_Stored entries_
--------------------------------
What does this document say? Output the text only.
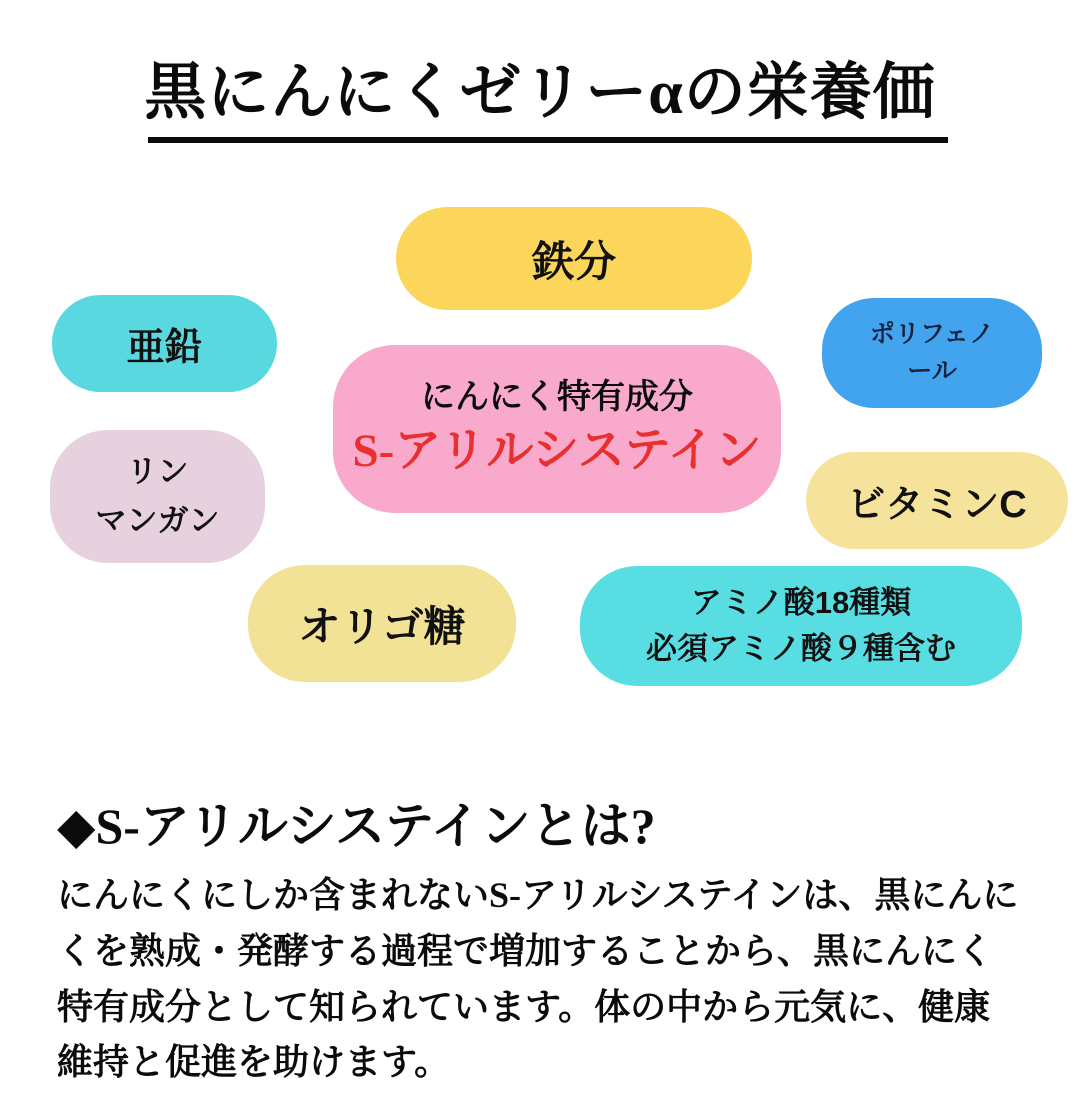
黒にんにくゼリーαの栄養価
鉄分
亜鉛	ポリフェノ
ール
にんにく特有成分
S-アリルシステイン
リン
マンガン	ビタミンC
オリゴ糖
アミノ酸18種類
必須アミノ酸９種含む
◆S-アリルシステインとは?
にんにくにしか含まれないS-アリルシステインは、黒にんにくを熟成・発酵する過程で増加することから、黒にんにく特有成分として知られています。体の中から元気に、健康維持と促進を助けます。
--------------------------------
_Short exercise_
Leave the pictures out, and transcribe each of the records exactly.

_Result of this exercise_
What does this document say? Output the text only.
黒にんにくゼリーαの栄養価
鉄分
亜鉛	ポリフェノ
ール
にんにく特有成分
S-アリルシステイン
リン
マンガン	ビタミンC
オリゴ糖
アミノ酸18種類
必須アミノ酸９種含む
◆S-アリルシステインとは?
にんにくにしか含まれないS-アリルシステインは、黒にんにくを熟成・発酵する過程で増加することから、黒にんにく特有成分として知られています。体の中から元気に、健康維持と促進を助けます。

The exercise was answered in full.